#### Exercise goal:
How many lines in the records below contain "Chromosomes"? Reply with the number alone.

(Items from a figure collection)
((
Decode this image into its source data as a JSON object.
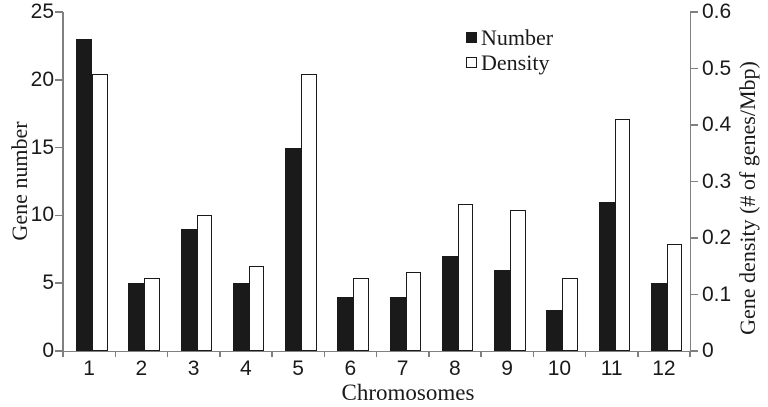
{
  "figure": {
    "background": "#ffffff"
  },
  "axes": {
    "y_left": {
      "title": "Gene number",
      "tick_labels": [
        "25",
        "20",
        "15",
        "10",
        "5",
        "0"
      ],
      "min": 0,
      "max": 25,
      "step": 5
    },
    "y_right": {
      "title": "Gene density (# of genes/Mbp)",
      "tick_labels": [
        "0.6",
        "0.5",
        "0.4",
        "0.3",
        "0.2",
        "0.1",
        "0"
      ],
      "min": 0,
      "max": 0.6,
      "step": 0.1
    },
    "x": {
      "title": "Chromosomes",
      "tick_labels": [
        "1",
        "2",
        "3",
        "4",
        "5",
        "6",
        "7",
        "8",
        "9",
        "10",
        "11",
        "12"
      ]
    }
  },
  "legend": {
    "position": "top-right-inside",
    "items": [
      {
        "label": "Number",
        "swatch": "filled-black-square",
        "color": "#1a1a1a"
      },
      {
        "label": "Density",
        "swatch": "outlined-white-square",
        "color": "#ffffff"
      }
    ]
  },
  "chart_data": {
    "type": "bar",
    "subtype": "grouped-dual-axis",
    "title": "",
    "xlabel": "Chromosomes",
    "categories": [
      "1",
      "2",
      "3",
      "4",
      "5",
      "6",
      "7",
      "8",
      "9",
      "10",
      "11",
      "12"
    ],
    "series": [
      {
        "name": "Number",
        "axis": "left",
        "style": "filled",
        "fill": "#1a1a1a",
        "values": [
          23,
          5,
          9,
          5,
          15,
          4,
          4,
          7,
          6,
          3,
          11,
          5
        ]
      },
      {
        "name": "Density",
        "axis": "right",
        "style": "outlined",
        "fill": "#ffffff",
        "values": [
          0.49,
          0.13,
          0.24,
          0.15,
          0.49,
          0.13,
          0.14,
          0.26,
          0.25,
          0.13,
          0.41,
          0.19
        ]
      }
    ],
    "ylabel_left": "Gene number",
    "ylim_left": [
      0,
      25
    ],
    "ylabel_right": "Gene density (# of genes/Mbp)",
    "ylim_right": [
      0,
      0.6
    ],
    "grid": false,
    "colors": {
      "bar_fill": "#1a1a1a",
      "bar_outline": "#1a1a1a",
      "axis": "#808080",
      "text": "#1a1a1a"
    }
  }
}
))
#### Reply:
2